▶ **What the task asks**
Look at each line of the records and count those with "image" in them. Please answer with the count alone.

▶ **Collection entries**
○ ○ ○
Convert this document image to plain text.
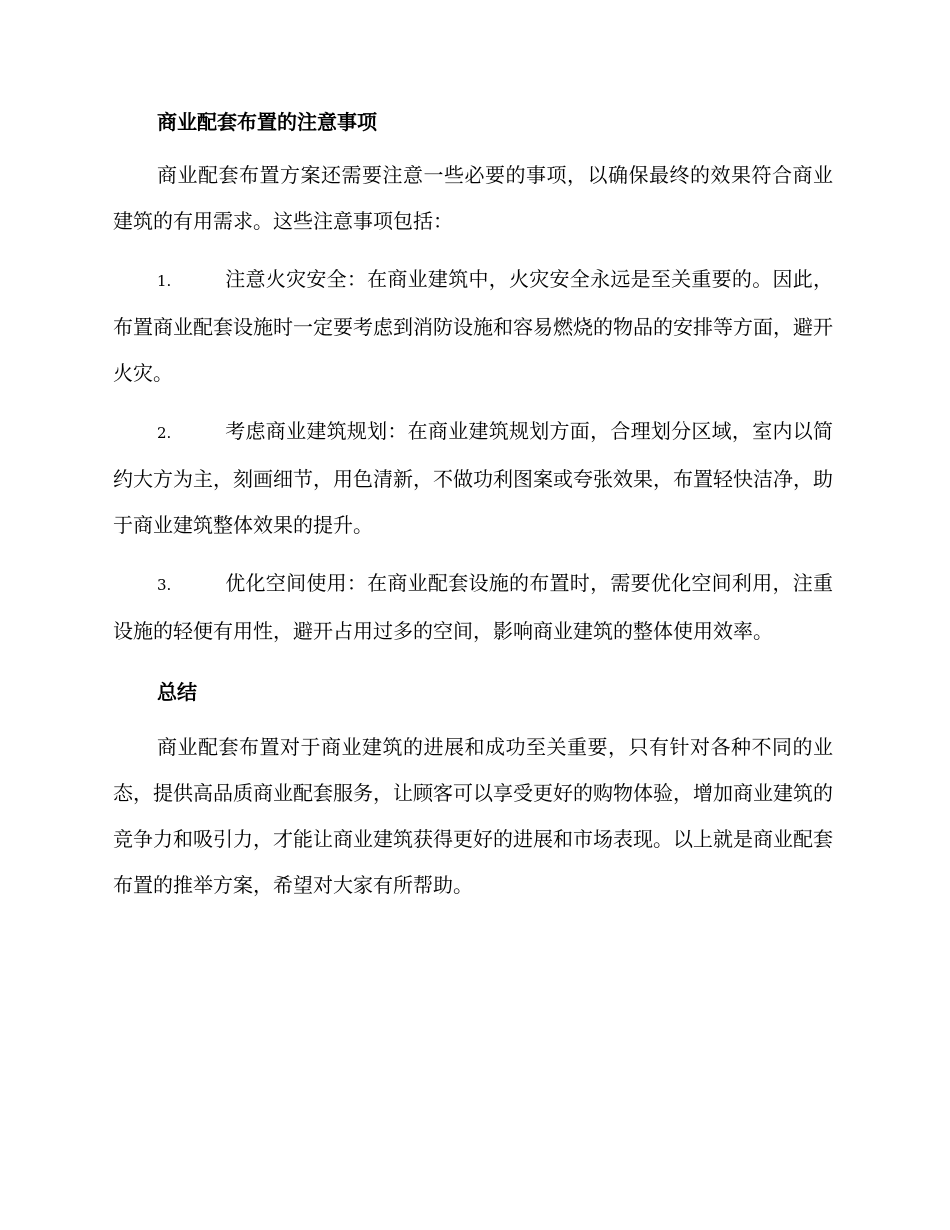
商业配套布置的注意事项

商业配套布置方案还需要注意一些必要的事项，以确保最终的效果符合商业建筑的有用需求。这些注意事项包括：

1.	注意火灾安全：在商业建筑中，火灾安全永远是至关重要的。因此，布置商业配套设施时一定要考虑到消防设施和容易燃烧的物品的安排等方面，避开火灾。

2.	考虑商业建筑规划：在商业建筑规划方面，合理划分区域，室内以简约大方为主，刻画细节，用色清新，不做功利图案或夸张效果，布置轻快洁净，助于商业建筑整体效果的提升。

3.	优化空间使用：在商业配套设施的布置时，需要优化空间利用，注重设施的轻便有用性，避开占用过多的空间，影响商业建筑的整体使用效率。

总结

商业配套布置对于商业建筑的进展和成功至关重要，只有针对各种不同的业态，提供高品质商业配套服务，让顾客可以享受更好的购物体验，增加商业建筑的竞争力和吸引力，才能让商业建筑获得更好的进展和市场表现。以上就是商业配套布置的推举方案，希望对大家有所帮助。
○ ○ ○
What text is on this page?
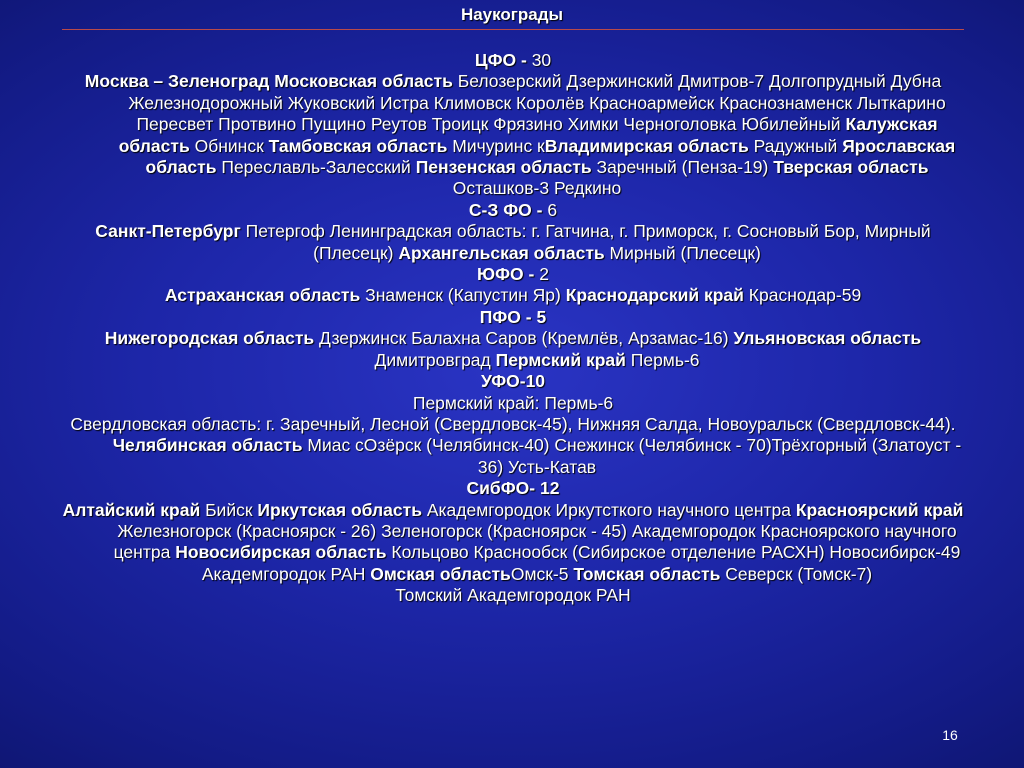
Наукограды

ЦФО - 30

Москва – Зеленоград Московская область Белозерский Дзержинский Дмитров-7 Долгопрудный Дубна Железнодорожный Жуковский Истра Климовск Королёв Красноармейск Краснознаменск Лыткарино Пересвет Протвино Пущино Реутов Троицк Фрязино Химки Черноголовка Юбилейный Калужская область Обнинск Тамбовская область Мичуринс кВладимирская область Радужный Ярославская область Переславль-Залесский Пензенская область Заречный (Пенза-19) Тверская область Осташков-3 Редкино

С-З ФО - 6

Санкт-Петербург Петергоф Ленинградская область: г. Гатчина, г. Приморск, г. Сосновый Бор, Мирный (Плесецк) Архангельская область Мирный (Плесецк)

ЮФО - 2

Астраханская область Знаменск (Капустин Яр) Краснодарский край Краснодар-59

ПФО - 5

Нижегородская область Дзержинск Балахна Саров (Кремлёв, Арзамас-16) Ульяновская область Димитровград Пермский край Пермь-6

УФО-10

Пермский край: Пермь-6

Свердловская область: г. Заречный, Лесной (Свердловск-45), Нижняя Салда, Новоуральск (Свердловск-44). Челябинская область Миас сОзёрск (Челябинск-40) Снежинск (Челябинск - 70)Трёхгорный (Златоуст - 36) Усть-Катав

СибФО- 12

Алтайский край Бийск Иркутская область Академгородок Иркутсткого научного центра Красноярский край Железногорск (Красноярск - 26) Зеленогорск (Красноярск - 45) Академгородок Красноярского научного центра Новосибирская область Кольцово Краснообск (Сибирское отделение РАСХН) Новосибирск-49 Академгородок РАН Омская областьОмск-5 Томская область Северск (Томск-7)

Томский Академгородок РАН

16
○ ○ ○
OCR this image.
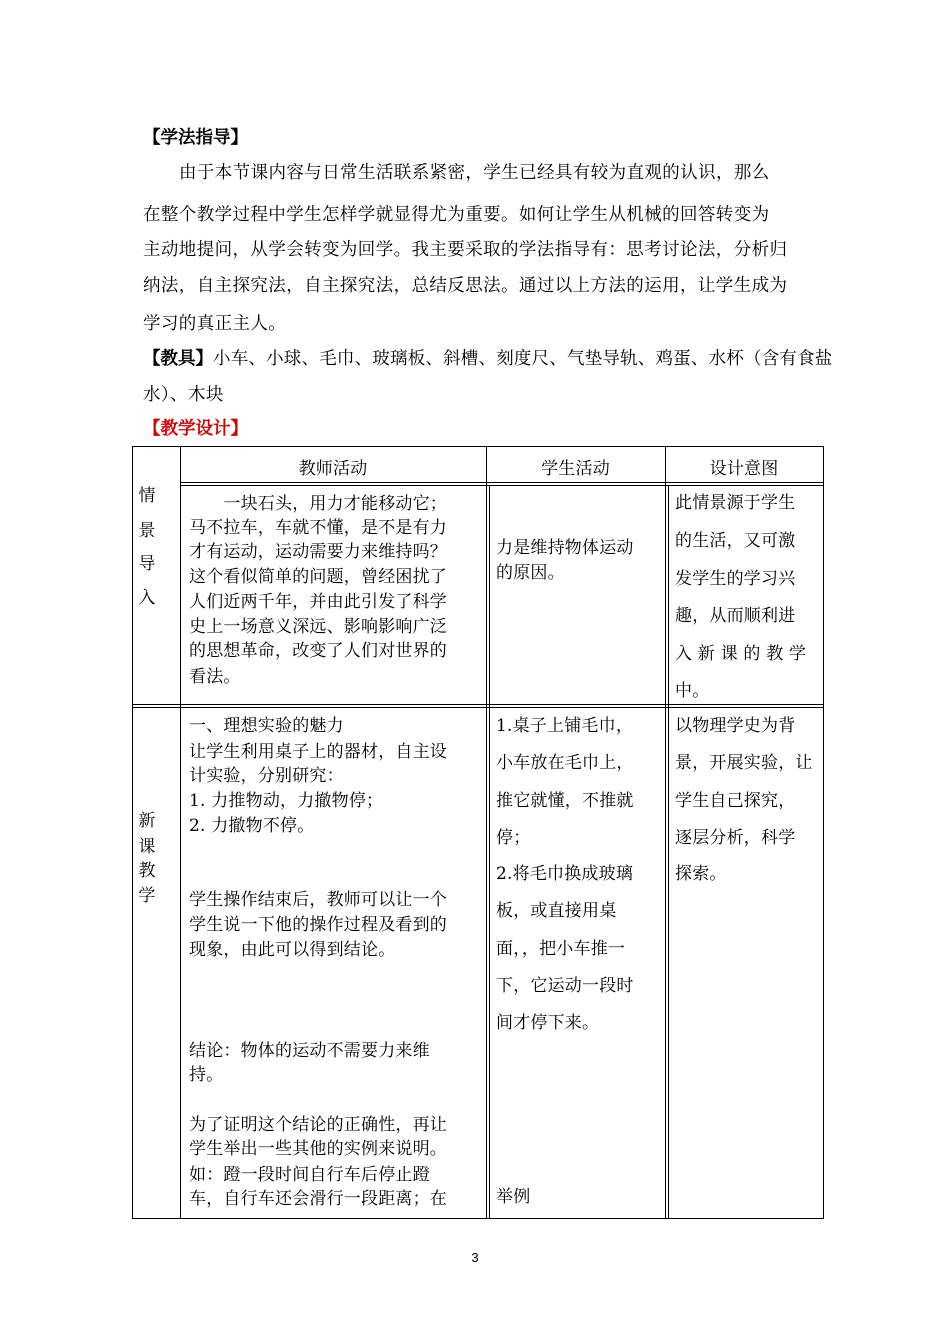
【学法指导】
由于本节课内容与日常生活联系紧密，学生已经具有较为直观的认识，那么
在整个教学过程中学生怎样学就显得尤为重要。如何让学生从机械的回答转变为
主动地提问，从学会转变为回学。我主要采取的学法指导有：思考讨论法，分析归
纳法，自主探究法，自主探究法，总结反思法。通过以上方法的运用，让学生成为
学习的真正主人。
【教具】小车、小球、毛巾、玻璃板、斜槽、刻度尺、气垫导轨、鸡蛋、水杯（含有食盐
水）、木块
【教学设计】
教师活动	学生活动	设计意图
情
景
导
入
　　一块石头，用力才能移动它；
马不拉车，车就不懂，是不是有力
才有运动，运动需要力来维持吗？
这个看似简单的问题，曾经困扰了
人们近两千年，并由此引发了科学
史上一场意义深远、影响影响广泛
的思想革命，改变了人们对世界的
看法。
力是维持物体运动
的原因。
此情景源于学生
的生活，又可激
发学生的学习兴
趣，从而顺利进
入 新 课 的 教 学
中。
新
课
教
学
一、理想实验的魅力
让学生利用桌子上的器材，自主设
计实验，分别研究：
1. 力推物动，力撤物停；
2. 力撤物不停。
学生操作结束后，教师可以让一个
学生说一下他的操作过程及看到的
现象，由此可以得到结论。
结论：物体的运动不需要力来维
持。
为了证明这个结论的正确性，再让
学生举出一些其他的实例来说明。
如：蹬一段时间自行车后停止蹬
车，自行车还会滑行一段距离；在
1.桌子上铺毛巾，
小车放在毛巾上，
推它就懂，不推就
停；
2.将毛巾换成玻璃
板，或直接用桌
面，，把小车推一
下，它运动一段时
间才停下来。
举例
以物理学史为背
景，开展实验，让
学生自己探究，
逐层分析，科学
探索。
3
○ ○ ○
▶ **Answer to this exercise**
2